Spatial annotation records
'''

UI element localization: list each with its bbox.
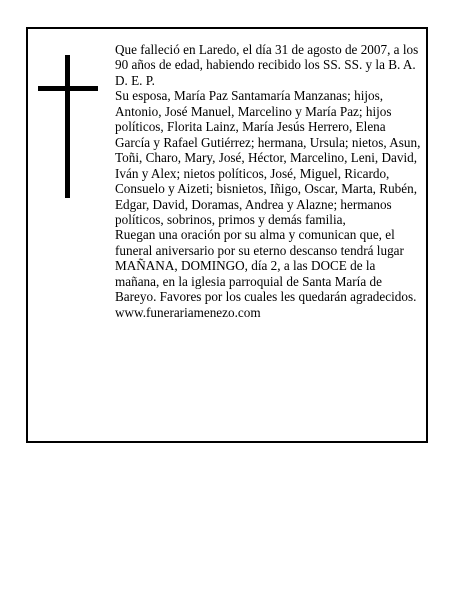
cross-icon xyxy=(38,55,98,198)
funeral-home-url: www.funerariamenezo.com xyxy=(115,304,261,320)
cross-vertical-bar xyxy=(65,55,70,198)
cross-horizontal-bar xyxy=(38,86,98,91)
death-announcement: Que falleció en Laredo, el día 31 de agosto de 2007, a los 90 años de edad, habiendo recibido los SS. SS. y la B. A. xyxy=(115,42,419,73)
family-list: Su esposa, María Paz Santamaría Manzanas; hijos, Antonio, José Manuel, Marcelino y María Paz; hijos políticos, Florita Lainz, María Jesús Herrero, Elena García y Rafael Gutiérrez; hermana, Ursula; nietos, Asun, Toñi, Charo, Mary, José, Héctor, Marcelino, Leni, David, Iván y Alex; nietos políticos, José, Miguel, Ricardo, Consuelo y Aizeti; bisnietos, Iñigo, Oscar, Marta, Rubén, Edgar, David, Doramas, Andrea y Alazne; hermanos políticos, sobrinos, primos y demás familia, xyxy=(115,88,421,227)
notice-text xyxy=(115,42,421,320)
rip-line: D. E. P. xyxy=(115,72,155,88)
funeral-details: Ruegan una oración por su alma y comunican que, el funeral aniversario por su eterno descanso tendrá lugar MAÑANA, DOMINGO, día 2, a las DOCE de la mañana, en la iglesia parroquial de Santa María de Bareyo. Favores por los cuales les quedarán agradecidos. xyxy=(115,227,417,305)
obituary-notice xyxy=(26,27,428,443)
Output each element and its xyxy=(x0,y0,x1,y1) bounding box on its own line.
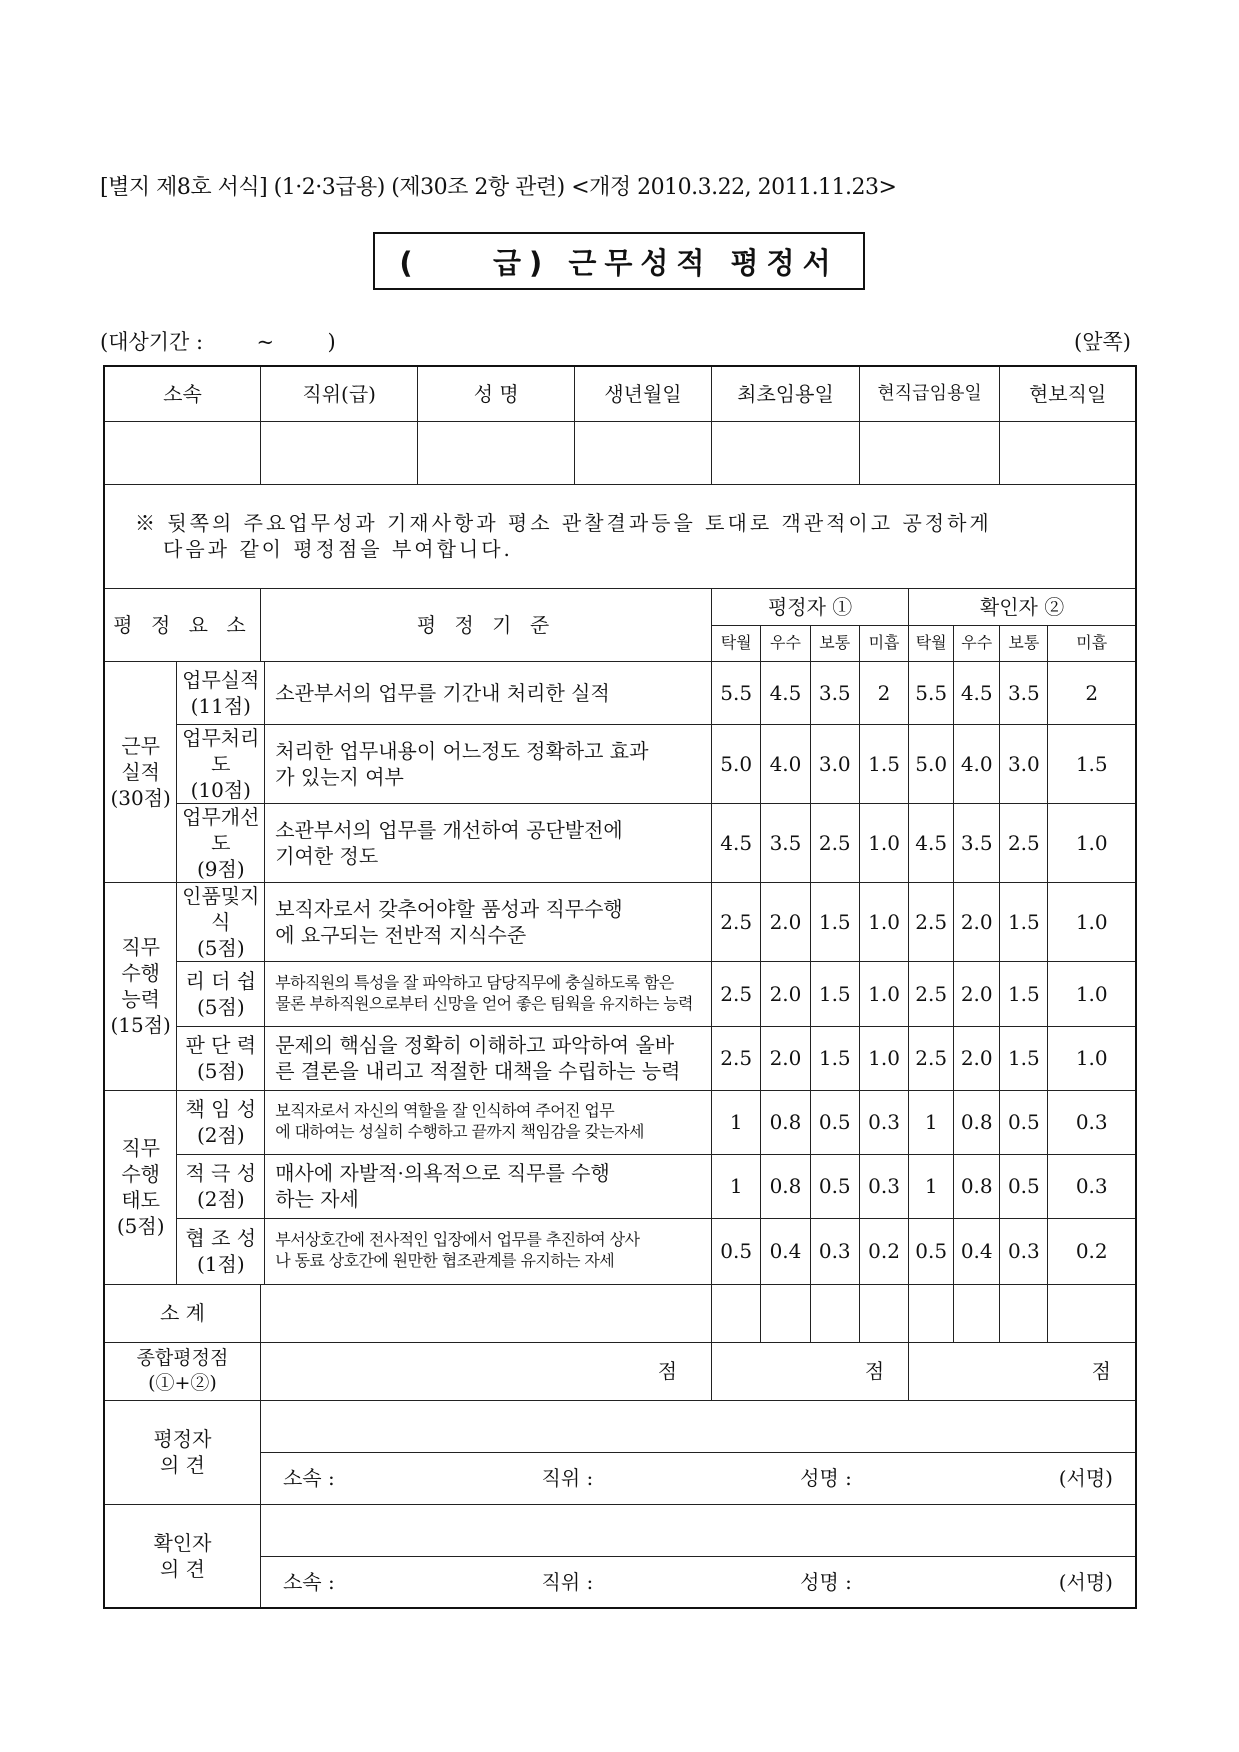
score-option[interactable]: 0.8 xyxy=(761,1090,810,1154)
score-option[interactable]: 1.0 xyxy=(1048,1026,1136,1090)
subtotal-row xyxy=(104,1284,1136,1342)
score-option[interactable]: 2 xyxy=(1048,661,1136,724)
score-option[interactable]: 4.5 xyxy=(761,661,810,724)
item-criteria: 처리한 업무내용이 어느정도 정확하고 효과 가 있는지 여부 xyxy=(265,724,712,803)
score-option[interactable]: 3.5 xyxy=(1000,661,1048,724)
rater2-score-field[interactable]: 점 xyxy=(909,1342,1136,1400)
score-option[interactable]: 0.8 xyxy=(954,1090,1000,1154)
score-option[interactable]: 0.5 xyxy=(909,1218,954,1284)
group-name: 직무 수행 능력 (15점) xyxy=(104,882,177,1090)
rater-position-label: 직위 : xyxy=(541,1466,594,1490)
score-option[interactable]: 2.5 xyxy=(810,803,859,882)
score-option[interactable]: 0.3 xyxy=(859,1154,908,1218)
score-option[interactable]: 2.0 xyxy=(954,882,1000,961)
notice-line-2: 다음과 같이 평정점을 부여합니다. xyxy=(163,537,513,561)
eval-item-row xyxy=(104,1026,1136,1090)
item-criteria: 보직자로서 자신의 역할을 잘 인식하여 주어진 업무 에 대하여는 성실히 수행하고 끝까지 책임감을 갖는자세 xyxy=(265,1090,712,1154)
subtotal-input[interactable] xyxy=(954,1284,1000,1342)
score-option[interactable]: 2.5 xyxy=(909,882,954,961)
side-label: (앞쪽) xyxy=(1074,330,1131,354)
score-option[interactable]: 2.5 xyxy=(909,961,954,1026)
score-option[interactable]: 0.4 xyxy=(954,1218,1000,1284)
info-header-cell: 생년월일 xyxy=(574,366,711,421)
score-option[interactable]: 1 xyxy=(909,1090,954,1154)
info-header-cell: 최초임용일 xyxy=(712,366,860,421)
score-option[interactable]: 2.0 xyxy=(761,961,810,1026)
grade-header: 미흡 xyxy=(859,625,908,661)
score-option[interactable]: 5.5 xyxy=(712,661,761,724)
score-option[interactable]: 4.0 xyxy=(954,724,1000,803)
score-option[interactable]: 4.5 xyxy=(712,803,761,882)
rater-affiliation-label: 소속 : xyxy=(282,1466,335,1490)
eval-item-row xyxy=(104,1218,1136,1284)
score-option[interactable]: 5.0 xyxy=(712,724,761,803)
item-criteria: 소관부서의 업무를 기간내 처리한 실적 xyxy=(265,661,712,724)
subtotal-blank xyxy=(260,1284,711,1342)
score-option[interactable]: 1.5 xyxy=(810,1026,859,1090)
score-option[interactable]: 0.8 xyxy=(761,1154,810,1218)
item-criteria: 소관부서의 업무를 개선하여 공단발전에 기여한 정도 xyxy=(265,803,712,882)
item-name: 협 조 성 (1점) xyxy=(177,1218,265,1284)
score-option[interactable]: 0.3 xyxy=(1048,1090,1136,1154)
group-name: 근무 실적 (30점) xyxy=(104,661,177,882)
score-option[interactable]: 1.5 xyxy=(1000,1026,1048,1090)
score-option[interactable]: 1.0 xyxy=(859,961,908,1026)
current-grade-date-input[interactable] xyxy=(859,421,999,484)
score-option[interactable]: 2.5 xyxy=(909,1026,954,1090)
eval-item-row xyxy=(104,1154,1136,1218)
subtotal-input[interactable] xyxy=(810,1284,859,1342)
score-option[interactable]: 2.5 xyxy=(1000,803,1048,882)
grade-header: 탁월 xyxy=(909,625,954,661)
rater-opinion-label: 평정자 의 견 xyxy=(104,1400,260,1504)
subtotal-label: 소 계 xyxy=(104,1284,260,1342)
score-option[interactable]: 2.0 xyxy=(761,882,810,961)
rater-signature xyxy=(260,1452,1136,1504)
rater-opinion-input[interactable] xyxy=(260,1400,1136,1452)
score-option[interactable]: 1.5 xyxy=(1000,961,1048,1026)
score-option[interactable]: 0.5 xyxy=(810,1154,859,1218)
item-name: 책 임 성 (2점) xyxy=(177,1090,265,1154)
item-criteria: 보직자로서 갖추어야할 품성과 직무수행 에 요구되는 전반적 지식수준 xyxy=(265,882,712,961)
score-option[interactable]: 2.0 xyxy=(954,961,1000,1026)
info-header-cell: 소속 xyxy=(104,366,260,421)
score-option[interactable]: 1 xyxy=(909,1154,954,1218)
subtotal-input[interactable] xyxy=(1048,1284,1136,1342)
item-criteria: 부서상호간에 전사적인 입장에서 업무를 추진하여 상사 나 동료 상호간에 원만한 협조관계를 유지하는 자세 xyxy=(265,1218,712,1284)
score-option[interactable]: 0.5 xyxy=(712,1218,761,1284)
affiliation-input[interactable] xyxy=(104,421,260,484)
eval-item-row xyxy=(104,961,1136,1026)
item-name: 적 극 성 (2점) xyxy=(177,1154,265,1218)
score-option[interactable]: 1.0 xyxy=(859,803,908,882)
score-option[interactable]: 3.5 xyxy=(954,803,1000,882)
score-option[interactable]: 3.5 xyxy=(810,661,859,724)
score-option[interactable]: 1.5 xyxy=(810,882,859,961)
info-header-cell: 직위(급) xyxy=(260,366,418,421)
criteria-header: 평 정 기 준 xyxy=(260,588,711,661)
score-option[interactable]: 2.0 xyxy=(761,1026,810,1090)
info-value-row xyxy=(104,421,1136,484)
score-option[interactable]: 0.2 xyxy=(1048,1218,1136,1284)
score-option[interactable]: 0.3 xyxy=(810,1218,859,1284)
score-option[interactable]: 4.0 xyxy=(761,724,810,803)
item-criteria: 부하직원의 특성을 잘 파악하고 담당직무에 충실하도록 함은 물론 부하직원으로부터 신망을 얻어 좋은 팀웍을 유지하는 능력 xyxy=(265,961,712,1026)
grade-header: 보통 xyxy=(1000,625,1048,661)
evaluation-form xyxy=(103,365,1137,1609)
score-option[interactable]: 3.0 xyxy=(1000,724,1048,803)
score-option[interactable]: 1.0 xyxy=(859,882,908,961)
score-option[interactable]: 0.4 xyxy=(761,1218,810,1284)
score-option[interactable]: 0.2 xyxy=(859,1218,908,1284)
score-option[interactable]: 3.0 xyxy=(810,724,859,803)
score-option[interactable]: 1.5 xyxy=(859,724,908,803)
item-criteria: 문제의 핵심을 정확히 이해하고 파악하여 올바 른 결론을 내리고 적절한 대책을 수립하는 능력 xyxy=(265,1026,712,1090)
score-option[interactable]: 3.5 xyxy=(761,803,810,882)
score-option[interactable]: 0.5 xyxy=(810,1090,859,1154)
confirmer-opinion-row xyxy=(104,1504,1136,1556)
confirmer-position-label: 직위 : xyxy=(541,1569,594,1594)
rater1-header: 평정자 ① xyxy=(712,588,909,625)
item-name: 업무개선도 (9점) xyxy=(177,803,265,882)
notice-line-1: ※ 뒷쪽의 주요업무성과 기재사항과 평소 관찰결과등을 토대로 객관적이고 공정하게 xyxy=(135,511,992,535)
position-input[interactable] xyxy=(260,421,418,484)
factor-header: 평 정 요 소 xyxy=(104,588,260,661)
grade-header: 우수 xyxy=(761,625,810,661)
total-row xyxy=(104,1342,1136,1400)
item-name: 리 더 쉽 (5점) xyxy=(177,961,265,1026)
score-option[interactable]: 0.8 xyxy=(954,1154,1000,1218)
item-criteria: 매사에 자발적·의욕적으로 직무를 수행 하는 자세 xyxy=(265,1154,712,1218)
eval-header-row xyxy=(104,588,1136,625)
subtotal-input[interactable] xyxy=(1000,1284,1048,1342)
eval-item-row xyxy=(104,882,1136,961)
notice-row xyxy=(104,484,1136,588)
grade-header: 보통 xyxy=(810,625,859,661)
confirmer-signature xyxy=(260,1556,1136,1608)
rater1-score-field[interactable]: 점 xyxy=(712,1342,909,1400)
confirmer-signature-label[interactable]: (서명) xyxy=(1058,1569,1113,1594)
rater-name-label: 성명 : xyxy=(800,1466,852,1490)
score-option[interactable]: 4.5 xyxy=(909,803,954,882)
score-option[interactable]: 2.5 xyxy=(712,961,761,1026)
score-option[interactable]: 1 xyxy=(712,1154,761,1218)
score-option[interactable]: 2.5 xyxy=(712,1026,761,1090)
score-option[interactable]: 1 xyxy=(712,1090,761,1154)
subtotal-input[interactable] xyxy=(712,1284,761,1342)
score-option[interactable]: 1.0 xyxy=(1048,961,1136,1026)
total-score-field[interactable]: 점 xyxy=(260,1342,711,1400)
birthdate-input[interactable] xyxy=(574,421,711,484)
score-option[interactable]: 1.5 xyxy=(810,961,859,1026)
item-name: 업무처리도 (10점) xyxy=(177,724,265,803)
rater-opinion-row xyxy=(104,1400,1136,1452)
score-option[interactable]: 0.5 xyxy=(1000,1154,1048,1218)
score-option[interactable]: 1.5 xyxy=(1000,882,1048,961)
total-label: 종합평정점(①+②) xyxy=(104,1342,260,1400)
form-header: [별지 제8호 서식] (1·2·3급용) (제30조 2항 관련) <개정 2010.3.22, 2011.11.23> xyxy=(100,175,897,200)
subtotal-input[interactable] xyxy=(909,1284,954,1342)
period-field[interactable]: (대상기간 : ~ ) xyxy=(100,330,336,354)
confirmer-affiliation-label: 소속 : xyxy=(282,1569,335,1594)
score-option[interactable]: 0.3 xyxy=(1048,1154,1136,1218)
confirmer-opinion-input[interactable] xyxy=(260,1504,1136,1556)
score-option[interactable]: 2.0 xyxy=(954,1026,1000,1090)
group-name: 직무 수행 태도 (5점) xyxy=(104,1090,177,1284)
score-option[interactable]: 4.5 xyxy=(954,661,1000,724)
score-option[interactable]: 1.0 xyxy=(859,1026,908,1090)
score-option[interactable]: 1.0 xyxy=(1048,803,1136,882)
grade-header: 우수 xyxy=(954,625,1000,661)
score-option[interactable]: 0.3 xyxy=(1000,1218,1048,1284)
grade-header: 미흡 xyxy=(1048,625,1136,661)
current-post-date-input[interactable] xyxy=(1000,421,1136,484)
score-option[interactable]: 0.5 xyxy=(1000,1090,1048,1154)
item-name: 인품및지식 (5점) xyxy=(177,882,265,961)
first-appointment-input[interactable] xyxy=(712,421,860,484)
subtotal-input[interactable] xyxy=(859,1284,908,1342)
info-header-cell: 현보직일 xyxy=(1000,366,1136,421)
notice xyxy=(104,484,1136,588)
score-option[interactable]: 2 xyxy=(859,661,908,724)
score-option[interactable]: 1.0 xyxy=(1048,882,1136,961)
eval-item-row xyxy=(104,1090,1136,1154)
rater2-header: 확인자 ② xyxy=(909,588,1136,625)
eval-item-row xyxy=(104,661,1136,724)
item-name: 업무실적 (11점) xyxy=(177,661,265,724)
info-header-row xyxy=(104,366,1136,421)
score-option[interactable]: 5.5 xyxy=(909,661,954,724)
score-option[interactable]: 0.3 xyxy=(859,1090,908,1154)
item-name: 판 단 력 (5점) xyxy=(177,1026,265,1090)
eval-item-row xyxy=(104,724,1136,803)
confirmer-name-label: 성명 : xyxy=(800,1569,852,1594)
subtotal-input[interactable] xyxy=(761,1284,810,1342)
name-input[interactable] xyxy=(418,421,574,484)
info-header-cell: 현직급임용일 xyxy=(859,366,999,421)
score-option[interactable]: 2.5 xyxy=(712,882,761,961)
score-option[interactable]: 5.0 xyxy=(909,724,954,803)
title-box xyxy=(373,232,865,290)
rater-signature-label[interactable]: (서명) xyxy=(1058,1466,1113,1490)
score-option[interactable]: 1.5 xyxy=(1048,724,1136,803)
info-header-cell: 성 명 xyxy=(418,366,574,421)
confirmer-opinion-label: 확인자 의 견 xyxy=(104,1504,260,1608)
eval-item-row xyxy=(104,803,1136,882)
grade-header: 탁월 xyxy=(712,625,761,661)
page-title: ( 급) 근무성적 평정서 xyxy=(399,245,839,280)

'''

• Set problem
Copy the lines of the records verbatim, starting at the line containing "score-option[interactable]: 0.8 xyxy=(761,1090,810,1154)" and ending at the line containing "score-option[interactable]: 2.5 xyxy=(909,882,954,961)", with both of those lines included.

• Expected answer
score-option[interactable]: 0.8 xyxy=(761,1090,810,1154)
score-option[interactable]: 1.0 xyxy=(1048,1026,1136,1090)
subtotal-row xyxy=(104,1284,1136,1342)
score-option[interactable]: 2 xyxy=(1048,661,1136,724)
score-option[interactable]: 4.5 xyxy=(761,661,810,724)
item-criteria: 처리한 업무내용이 어느정도 정확하고 효과 가 있는지 여부 xyxy=(265,724,712,803)
score-option[interactable]: 3.5 xyxy=(1000,661,1048,724)
rater2-score-field[interactable]: 점 xyxy=(909,1342,1136,1400)
score-option[interactable]: 0.8 xyxy=(954,1090,1000,1154)
score-option[interactable]: 0.5 xyxy=(909,1218,954,1284)
group-name: 직무 수행 능력 (15점) xyxy=(104,882,177,1090)
rater-position-label: 직위 : xyxy=(541,1466,594,1490)
score-option[interactable]: 2.5 xyxy=(810,803,859,882)
score-option[interactable]: 0.3 xyxy=(859,1154,908,1218)
score-option[interactable]: 2.0 xyxy=(954,882,1000,961)
notice-line-2: 다음과 같이 평정점을 부여합니다. xyxy=(163,537,513,561)
eval-item-row xyxy=(104,1026,1136,1090)
item-criteria: 보직자로서 자신의 역할을 잘 인식하여 주어진 업무 에 대하여는 성실히 수행하고 끝까지 책임감을 갖는자세 xyxy=(265,1090,712,1154)
subtotal-input[interactable] xyxy=(954,1284,1000,1342)
score-option[interactable]: 2.5 xyxy=(909,882,954,961)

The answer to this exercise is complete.